## WHAT IS EXPECTED
Output all lines exactly, with nothing added or dropped.

## PROVIDED RECORDS
^^^^

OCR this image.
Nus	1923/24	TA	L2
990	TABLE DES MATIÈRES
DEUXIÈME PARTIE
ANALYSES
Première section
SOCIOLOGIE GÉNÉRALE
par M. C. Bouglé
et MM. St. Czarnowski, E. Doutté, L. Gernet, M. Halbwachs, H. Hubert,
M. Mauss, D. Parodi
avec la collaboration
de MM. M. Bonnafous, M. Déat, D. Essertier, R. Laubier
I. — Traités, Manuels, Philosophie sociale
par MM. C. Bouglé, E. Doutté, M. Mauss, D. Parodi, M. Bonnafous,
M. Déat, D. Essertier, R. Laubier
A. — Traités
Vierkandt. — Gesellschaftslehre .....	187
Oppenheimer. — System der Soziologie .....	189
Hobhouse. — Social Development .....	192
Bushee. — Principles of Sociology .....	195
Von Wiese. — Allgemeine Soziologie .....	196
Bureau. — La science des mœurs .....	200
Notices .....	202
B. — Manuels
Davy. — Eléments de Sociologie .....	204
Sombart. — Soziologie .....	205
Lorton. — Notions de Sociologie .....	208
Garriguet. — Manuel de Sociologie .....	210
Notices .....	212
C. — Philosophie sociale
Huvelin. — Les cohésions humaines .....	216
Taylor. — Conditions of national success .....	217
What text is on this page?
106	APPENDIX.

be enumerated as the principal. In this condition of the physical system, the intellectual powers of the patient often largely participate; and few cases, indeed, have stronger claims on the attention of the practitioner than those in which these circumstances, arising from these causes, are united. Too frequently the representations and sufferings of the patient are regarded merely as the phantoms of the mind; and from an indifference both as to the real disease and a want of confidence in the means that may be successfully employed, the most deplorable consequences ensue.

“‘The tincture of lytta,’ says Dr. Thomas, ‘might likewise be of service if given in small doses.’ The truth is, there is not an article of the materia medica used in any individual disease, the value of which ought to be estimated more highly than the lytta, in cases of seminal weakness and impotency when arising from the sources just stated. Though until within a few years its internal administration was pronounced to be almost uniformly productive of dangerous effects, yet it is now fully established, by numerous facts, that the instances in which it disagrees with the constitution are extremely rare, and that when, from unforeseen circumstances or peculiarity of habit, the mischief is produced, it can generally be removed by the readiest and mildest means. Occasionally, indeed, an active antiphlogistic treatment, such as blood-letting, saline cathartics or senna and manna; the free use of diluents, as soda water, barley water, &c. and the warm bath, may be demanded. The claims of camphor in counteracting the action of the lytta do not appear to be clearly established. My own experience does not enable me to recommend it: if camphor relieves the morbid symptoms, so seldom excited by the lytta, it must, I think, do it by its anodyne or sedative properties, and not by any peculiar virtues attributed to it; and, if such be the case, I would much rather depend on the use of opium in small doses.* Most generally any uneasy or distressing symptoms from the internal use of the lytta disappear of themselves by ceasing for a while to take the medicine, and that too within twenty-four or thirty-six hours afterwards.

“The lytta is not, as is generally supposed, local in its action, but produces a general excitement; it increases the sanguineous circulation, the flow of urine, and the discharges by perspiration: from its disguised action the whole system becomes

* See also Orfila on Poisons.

^^^^

## RESPONSE BELOW
OCR this image.
Nus	1923/24	TA	L2
990	TABLE DES MATIÈRES
DEUXIÈME PARTIE
ANALYSES
Première section
SOCIOLOGIE GÉNÉRALE
par M. C. Bouglé
et MM. St. Czarnowski, E. Doutté, L. Gernet, M. Halbwachs, H. Hubert,
M. Mauss, D. Parodi
avec la collaboration
de MM. M. Bonnafous, M. Déat, D. Essertier, R. Laubier
I. — Traités, Manuels, Philosophie sociale
par MM. C. Bouglé, E. Doutté, M. Mauss, D. Parodi, M. Bonnafous,
M. Déat, D. Essertier, R. Laubier
A. — Traités
Vierkandt. — Gesellschaftslehre .....	187
Oppenheimer. — System der Soziologie .....	189
Hobhouse. — Social Development .....	192
Bushee. — Principles of Sociology .....	195
Von Wiese. — Allgemeine Soziologie .....	196
Bureau. — La science des mœurs .....	200
Notices .....	202
B. — Manuels
Davy. — Eléments de Sociologie .....	204
Sombart. — Soziologie .....	205
Lorton. — Notions de Sociologie .....	208
Garriguet. — Manuel de Sociologie .....	210
Notices .....	212
C. — Philosophie sociale
Huvelin. — Les cohésions humaines .....	216
Taylor. — Conditions of national success .....	217
What text is on this page?
106	APPENDIX.

be enumerated as the principal. In this condition of the physical system, the intellectual powers of the patient often largely participate; and few cases, indeed, have stronger claims on the attention of the practitioner than those in which these circumstances, arising from these causes, are united. Too frequently the representations and sufferings of the patient are regarded merely as the phantoms of the mind; and from an indifference both as to the real disease and a want of confidence in the means that may be successfully employed, the most deplorable consequences ensue.

“‘The tincture of lytta,’ says Dr. Thomas, ‘might likewise be of service if given in small doses.’ The truth is, there is not an article of the materia medica used in any individual disease, the value of which ought to be estimated more highly than the lytta, in cases of seminal weakness and impotency when arising from the sources just stated. Though until within a few years its internal administration was pronounced to be almost uniformly productive of dangerous effects, yet it is now fully established, by numerous facts, that the instances in which it disagrees with the constitution are extremely rare, and that when, from unforeseen circumstances or peculiarity of habit, the mischief is produced, it can generally be removed by the readiest and mildest means. Occasionally, indeed, an active antiphlogistic treatment, such as blood-letting, saline cathartics or senna and manna; the free use of diluents, as soda water, barley water, &c. and the warm bath, may be demanded. The claims of camphor in counteracting the action of the lytta do not appear to be clearly established. My own experience does not enable me to recommend it: if camphor relieves the morbid symptoms, so seldom excited by the lytta, it must, I think, do it by its anodyne or sedative properties, and not by any peculiar virtues attributed to it; and, if such be the case, I would much rather depend on the use of opium in small doses.* Most generally any uneasy or distressing symptoms from the internal use of the lytta disappear of themselves by ceasing for a while to take the medicine, and that too within twenty-four or thirty-six hours afterwards.

“The lytta is not, as is generally supposed, local in its action, but produces a general excitement; it increases the sanguineous circulation, the flow of urine, and the discharges by perspiration: from its disguised action the whole system becomes

* See also Orfila on Poisons.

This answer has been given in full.